That’s all of it. To recap what’s happening in this little app:

  • GuestbookPage (Server Component) — page shell
  • MessageList (Server Component) — renders the message list, wrapped in Suspense so a fallback shows while loading
  • MessageForm (Client Component) — the form, receives server state via useActionState, shows pending status via useFormStatus
  • postMessage (Server Action) — validates + saves + revalidatePath on the server
  • removeMessage (Server Action) — defined inline, connected directly to a form’s action

Not a single API endpoint was created. Validation runs on the server so it can’t be bypassed, data lives safely in server memory, and the screen auto-updates after mutations.

Visit /guestbook to try it. Post messages, try submitting empty (error), try over 200 characters (error), and click delete. After refreshing the page, the messages will still be there — held in the in-memory store as long as the server hasn’t restarted.

Series retrospective #

This series covered the mental model shift to modern React.

#TopicCore idea
1Why Next.js + Server ComponentsCSR/SSR/RSC differences, motivation
2App RouterFile-based routing, layout, dynamic routes
3Server vs Client Components'use client', boundaries, the children pattern
4Data fetching and cachingasync components, fetch options, parallelism
5Suspense and use()Streaming, loading.js, skeletons
6Server ActionsMutations, useActionState, useFormStatus

To re-emphasize the two most important mental models:

  1. Always be aware of “where does this code run?”
  2. Server by default, Client only where needed

Once these two instincts are in place, modern React work feels natural. It’s awkward at first, but once you’re used to it, it’s hard to go back to thinking purely in client-side terms.

The big picture so far #

Across all the React content on this blog, this is the 26th post.

  • React Basics #1–#15 — Client-side React fundamentals
  • Building a Todo App with React #1–#5 — Small practical build on top of those fundamentals
  • Modern React + Next.js #1–#6 — Server Components and the modern paradigm

If you’ve followed all of these, you’ve encountered nearly every key flow in the React ecosystem. You now have the base needed to start building the apps you actually want to build.

Recommended next learning #

After finishing this series, you can branch into topics like these.

  • TypeScript + React — better safety in larger codebases. Next.js + TS is essentially the default
  • Testing — Vitest + React Testing Library, Playwright (E2E)
  • State management libraries — Zustand, Jotai, Redux Toolkit (for larger apps)
  • Data fetching libraries — TanStack Query (when Server Actions alone aren’t enough)
  • Auth — NextAuth.js / Clerk / Lucia
  • DB integration — Prisma, Drizzle, Supabase (real persistence)
  • Deployment — Vercel, Cloudflare Pages, or self-hosting
  • Your real project — ultimately the fastest learning. Start small with the tools above, then grow

Wrap-up #

Thank you for following along this far. We started from the first component of client-side React and made it all the way to building full-stack React apps with Server Components and Server Actions.

React is a fast-evolving library, but it has fundamentals that don’t change — component-oriented thinking, unidirectional data flow, declarative UI. What you learned here is those fundamentals, and new tools will keep stacking on top. The biggest takeaway is the confidence that, knowing the essence, you can pick up any new tool quickly.

Build your own projects, and stack your own small wins. Have a great React journey!

:::::

§ **Problem set**:
#1 In the React series wrap-up, why does validation in the guestbook app run on the server? Answer in one to three sentences.
#2 Reproduce the React series wrap-up from "Not a single" to "server hasn’t restarted.".
#3 Answer these questions from the React series wrap-up:
(a) What is the removeMessage Server Action connected directly to?
(b) What number post is this among all the React content on the blog?
(c) Which tools are listed for testing?

:::::

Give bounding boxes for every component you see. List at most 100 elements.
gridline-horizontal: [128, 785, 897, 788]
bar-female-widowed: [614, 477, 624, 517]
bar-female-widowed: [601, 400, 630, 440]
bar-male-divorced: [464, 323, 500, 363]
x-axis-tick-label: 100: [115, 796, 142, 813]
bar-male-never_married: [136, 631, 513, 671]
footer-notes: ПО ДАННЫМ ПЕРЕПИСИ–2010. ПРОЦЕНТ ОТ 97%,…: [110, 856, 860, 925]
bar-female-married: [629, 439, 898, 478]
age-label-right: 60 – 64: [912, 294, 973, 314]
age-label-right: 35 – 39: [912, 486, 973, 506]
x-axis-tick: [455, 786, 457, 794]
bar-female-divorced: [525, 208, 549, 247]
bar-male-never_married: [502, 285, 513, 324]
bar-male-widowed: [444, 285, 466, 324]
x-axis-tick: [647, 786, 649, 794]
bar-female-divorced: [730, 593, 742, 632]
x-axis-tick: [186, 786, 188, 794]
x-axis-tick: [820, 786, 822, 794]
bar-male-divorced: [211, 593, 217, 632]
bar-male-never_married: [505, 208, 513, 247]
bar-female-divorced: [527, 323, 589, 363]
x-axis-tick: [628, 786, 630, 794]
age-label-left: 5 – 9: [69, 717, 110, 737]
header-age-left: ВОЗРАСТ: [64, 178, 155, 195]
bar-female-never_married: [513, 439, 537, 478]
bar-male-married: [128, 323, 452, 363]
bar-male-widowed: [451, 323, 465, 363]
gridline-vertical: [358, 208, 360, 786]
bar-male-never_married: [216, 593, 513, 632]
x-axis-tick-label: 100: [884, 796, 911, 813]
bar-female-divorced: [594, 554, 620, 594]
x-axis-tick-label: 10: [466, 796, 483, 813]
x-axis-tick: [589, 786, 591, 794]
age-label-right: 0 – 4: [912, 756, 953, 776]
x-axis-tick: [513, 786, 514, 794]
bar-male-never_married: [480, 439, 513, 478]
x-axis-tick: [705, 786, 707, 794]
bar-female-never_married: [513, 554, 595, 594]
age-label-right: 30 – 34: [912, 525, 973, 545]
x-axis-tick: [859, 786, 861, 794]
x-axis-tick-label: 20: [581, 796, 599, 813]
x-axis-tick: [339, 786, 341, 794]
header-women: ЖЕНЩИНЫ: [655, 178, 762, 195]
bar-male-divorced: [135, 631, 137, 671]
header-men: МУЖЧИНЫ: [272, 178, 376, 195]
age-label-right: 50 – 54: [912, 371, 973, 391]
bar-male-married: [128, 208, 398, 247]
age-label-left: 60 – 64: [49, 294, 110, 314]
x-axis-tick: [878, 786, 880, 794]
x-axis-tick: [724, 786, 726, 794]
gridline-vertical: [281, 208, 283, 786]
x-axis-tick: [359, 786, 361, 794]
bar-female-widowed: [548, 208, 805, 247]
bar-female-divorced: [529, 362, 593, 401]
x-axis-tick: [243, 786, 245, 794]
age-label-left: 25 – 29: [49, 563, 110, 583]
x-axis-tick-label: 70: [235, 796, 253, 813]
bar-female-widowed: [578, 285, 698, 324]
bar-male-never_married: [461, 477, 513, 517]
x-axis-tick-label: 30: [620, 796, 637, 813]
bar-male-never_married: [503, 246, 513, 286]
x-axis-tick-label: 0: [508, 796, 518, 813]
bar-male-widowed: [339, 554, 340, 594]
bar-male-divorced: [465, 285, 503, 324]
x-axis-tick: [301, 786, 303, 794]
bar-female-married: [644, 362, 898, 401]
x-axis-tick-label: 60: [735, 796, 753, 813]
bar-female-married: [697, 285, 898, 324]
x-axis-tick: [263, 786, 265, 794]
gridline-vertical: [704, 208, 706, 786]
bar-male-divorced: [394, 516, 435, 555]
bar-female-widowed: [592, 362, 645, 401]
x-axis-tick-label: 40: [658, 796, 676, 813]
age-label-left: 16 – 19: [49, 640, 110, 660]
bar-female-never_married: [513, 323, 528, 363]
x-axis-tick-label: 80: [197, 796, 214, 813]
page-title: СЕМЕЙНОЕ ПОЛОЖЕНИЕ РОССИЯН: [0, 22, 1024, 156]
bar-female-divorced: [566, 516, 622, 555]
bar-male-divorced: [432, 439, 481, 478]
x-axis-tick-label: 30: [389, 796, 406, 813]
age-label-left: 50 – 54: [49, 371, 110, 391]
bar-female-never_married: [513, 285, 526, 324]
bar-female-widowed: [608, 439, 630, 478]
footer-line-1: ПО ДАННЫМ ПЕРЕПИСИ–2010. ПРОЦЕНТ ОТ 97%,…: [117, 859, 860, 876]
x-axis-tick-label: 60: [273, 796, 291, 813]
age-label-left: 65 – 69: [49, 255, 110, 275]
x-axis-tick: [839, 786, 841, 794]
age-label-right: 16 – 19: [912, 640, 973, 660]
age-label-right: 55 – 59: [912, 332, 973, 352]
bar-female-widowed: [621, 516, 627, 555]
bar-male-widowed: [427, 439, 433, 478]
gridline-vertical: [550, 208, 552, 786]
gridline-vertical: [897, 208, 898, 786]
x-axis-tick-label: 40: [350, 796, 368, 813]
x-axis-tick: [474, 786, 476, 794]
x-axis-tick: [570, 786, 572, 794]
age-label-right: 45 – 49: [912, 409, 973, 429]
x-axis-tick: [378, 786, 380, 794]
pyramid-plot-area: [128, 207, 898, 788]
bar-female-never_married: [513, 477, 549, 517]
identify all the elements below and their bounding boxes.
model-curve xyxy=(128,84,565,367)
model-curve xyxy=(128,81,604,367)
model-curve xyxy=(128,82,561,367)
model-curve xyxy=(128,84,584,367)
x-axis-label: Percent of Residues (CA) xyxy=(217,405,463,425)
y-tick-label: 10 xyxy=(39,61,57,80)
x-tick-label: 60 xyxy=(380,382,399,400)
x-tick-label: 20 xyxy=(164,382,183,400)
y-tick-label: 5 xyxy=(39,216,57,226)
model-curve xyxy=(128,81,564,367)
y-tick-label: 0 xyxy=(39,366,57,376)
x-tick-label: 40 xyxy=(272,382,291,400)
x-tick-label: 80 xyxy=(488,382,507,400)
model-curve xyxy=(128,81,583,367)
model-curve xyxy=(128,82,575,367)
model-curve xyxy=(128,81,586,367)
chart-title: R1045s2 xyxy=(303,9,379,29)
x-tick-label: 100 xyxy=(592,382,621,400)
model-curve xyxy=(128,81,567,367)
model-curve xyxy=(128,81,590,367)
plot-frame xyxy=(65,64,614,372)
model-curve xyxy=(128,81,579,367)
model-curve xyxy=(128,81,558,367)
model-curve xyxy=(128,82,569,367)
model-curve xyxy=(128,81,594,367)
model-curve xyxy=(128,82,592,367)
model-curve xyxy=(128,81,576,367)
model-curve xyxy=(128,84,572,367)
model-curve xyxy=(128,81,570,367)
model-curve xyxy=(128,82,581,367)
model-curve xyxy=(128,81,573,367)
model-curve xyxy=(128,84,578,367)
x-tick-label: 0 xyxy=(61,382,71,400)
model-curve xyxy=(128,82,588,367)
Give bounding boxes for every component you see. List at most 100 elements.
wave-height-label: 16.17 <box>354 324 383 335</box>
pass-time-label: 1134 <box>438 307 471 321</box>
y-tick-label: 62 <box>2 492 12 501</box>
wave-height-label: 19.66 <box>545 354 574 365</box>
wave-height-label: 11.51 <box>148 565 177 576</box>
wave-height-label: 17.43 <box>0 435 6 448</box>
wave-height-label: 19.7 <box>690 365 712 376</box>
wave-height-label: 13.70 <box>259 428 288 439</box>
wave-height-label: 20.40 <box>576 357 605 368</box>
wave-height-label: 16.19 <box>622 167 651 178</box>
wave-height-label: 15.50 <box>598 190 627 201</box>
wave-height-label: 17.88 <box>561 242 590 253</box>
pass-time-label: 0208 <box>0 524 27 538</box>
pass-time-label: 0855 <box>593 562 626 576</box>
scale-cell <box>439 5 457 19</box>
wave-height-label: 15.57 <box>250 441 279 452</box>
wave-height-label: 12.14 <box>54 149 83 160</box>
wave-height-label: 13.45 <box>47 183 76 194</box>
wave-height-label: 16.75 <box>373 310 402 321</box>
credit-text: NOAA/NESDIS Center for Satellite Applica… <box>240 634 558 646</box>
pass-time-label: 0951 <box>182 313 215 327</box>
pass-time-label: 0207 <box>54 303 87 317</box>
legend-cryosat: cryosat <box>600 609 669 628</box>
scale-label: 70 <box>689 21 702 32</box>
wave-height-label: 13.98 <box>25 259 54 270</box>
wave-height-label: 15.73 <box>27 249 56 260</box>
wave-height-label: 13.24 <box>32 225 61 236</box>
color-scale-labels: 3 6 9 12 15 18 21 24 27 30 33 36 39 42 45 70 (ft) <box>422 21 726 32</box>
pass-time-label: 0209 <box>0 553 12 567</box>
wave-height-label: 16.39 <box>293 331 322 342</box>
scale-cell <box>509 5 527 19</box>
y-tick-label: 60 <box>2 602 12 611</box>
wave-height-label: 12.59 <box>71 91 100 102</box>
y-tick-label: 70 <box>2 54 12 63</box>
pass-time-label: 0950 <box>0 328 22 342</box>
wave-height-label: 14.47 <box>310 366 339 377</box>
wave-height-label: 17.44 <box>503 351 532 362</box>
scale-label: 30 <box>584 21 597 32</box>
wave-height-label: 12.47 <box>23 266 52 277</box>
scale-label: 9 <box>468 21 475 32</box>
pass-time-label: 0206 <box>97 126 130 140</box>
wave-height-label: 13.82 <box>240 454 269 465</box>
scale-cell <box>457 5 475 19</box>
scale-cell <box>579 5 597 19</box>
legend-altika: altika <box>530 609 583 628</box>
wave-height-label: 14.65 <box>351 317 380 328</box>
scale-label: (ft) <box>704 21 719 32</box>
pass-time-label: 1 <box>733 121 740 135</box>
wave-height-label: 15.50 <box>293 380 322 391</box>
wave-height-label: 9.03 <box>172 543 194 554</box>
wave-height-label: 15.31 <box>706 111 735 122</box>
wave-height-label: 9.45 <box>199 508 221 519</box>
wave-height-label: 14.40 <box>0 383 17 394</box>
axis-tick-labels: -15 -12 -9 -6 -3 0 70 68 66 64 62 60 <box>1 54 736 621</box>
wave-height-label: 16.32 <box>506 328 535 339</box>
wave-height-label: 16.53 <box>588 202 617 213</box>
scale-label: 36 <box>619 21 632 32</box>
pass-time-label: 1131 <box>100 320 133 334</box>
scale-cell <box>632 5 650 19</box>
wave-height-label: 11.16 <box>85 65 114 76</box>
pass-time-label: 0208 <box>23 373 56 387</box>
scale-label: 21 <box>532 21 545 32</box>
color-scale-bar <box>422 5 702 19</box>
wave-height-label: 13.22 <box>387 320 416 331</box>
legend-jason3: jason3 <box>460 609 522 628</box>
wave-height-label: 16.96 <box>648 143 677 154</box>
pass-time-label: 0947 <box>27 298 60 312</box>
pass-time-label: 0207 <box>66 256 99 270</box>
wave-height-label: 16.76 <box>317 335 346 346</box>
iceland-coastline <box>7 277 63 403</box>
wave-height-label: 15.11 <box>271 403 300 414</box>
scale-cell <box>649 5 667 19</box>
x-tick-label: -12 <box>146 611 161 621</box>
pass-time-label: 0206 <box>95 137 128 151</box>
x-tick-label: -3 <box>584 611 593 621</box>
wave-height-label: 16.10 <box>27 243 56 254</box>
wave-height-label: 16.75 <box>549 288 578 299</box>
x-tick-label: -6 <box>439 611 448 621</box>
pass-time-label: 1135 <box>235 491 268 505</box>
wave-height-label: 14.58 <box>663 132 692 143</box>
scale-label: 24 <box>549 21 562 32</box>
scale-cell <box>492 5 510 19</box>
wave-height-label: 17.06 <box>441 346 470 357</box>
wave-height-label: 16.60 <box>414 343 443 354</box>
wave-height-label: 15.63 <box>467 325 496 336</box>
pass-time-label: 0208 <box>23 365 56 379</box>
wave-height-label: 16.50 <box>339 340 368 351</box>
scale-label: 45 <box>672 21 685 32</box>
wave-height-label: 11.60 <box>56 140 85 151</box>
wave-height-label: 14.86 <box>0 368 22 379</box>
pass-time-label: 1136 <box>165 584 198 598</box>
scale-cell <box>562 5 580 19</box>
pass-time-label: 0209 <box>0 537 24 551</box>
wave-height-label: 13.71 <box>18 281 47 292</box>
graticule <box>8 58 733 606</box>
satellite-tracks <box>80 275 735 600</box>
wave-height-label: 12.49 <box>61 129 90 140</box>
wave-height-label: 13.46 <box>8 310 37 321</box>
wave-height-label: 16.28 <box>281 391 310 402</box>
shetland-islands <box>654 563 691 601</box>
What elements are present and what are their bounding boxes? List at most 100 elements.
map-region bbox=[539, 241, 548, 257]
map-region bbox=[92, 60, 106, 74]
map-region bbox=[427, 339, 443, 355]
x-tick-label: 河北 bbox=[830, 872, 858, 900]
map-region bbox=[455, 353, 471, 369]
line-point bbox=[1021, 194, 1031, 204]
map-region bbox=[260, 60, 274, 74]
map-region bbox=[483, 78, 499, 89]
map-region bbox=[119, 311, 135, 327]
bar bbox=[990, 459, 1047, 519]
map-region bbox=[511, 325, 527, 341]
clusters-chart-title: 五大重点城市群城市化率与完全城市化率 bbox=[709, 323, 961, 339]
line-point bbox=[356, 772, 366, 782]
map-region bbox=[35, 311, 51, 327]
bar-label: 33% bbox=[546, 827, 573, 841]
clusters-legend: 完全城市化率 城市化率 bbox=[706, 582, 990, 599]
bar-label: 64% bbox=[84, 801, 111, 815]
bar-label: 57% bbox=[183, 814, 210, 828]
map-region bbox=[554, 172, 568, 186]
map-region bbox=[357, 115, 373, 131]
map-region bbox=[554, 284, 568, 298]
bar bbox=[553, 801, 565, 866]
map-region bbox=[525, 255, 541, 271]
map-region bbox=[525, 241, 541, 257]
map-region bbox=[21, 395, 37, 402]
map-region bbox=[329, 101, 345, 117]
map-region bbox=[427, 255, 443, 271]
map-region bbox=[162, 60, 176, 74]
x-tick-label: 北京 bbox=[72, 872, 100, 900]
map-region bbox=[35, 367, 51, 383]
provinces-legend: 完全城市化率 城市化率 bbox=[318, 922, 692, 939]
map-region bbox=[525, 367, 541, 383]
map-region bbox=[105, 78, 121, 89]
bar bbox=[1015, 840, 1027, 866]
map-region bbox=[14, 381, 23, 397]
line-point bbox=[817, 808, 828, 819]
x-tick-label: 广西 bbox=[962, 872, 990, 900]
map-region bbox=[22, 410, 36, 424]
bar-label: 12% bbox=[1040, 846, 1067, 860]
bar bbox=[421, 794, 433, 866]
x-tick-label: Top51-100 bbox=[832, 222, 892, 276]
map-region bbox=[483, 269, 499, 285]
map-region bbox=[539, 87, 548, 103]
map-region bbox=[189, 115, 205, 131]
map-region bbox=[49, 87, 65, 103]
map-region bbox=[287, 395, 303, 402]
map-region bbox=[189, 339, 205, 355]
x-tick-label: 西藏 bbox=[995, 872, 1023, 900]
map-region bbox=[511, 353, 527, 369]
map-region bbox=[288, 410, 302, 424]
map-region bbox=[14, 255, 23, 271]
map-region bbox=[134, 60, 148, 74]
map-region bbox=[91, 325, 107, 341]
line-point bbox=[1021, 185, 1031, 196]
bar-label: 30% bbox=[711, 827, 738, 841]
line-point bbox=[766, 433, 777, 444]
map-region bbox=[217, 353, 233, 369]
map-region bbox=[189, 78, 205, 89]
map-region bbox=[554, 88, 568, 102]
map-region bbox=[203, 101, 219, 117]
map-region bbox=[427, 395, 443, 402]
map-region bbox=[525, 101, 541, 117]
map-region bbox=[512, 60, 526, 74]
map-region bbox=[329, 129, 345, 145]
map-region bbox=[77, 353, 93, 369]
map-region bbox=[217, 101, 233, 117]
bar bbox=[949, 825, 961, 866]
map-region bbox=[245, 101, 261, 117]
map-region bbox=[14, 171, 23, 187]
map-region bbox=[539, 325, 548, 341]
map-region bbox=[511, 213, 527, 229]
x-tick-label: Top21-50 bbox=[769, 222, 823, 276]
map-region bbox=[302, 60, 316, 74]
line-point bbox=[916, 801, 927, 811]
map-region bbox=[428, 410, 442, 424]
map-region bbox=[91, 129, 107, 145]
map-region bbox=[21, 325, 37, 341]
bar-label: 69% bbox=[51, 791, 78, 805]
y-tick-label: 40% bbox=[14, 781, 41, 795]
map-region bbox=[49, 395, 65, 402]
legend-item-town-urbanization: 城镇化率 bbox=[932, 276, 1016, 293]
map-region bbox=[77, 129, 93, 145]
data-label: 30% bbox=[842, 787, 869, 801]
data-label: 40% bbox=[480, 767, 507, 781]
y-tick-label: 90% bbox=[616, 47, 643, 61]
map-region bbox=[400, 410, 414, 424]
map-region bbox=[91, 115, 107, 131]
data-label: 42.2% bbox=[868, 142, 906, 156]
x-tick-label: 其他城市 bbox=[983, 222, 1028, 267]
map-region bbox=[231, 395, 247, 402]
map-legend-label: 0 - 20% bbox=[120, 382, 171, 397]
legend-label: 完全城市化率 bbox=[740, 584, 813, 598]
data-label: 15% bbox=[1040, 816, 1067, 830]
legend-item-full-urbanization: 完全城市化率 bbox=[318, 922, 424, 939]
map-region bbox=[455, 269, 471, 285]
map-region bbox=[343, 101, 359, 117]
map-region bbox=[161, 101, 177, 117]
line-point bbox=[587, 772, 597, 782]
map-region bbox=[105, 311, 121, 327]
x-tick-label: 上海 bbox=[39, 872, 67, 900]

:::::

§ **Set of answers**:
#1 Validation runs on the server so that it can't be bypassed.

#2
Not a single API endpoint was created. Validation runs on the server so it can’t be bypassed, data lives safely in server memory, and the screen auto-updates after mutations.

Visit /guestbook to try it. Post messages, try submitting empty (error), try over 200 characters (error), and click delete. After refreshing the page, the messages will still be there — held in the in-memory store as long as the server hasn’t restarted.

#3
(a) A form's action.
(b) The 26th.
(c) Vitest + React Testing Library, and Playwright (E2E).